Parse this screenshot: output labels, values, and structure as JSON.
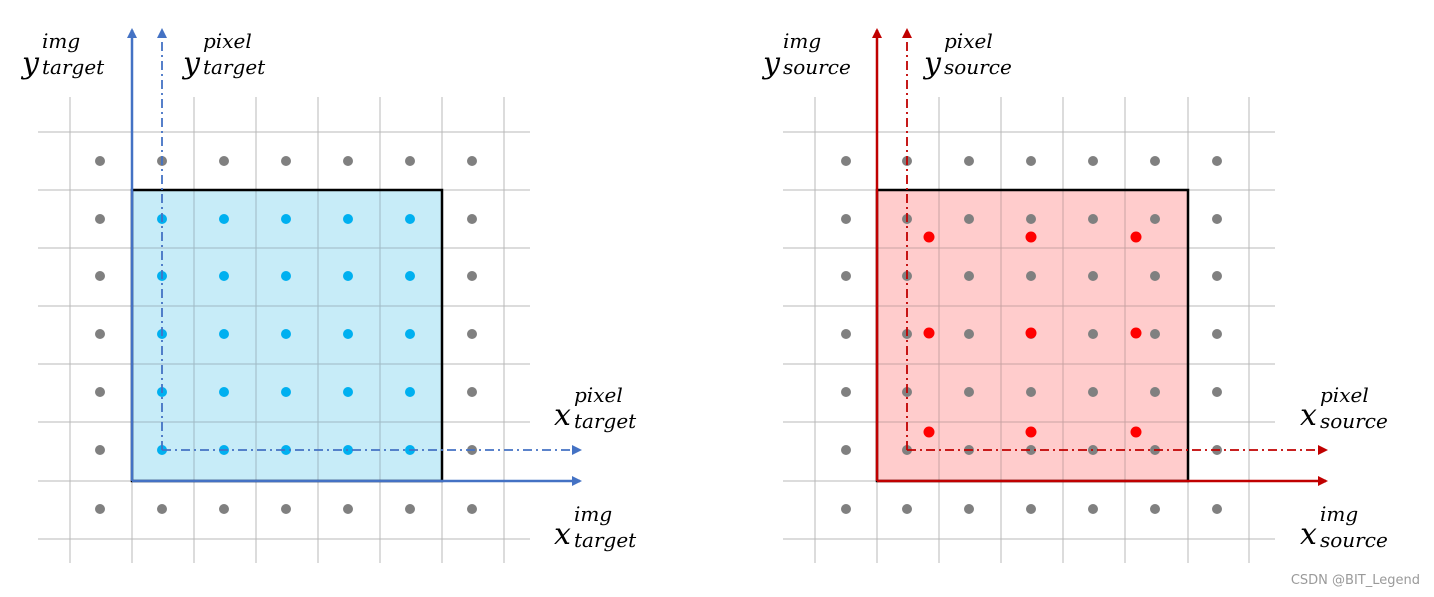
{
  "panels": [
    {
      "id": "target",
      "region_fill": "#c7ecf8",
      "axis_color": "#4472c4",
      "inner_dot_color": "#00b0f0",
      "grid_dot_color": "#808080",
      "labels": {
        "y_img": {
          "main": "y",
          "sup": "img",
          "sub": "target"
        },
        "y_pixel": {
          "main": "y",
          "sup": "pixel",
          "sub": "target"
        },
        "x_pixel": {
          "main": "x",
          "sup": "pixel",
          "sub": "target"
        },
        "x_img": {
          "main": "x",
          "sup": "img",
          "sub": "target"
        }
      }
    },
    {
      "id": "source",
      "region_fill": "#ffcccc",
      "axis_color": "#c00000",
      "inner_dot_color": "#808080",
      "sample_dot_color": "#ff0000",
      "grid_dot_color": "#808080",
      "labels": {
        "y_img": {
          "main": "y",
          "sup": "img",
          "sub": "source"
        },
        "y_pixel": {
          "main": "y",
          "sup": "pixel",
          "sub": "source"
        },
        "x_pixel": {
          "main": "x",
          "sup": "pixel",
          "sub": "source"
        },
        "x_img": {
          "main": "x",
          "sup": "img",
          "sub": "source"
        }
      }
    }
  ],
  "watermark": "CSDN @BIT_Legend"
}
══════════════════════════════
__Set task__: Take the listing above and restate it word for word, without its pictures.

__The response__:
Parse this screenshot: output labels, values, and structure as JSON.
{
  "panels": [
    {
      "id": "target",
      "region_fill": "#c7ecf8",
      "axis_color": "#4472c4",
      "inner_dot_color": "#00b0f0",
      "grid_dot_color": "#808080",
      "labels": {
        "y_img": {
          "main": "y",
          "sup": "img",
          "sub": "target"
        },
        "y_pixel": {
          "main": "y",
          "sup": "pixel",
          "sub": "target"
        },
        "x_pixel": {
          "main": "x",
          "sup": "pixel",
          "sub": "target"
        },
        "x_img": {
          "main": "x",
          "sup": "img",
          "sub": "target"
        }
      }
    },
    {
      "id": "source",
      "region_fill": "#ffcccc",
      "axis_color": "#c00000",
      "inner_dot_color": "#808080",
      "sample_dot_color": "#ff0000",
      "grid_dot_color": "#808080",
      "labels": {
        "y_img": {
          "main": "y",
          "sup": "img",
          "sub": "source"
        },
        "y_pixel": {
          "main": "y",
          "sup": "pixel",
          "sub": "source"
        },
        "x_pixel": {
          "main": "x",
          "sup": "pixel",
          "sub": "source"
        },
        "x_img": {
          "main": "x",
          "sup": "img",
          "sub": "source"
        }
      }
    }
  ],
  "watermark": "CSDN @BIT_Legend"
}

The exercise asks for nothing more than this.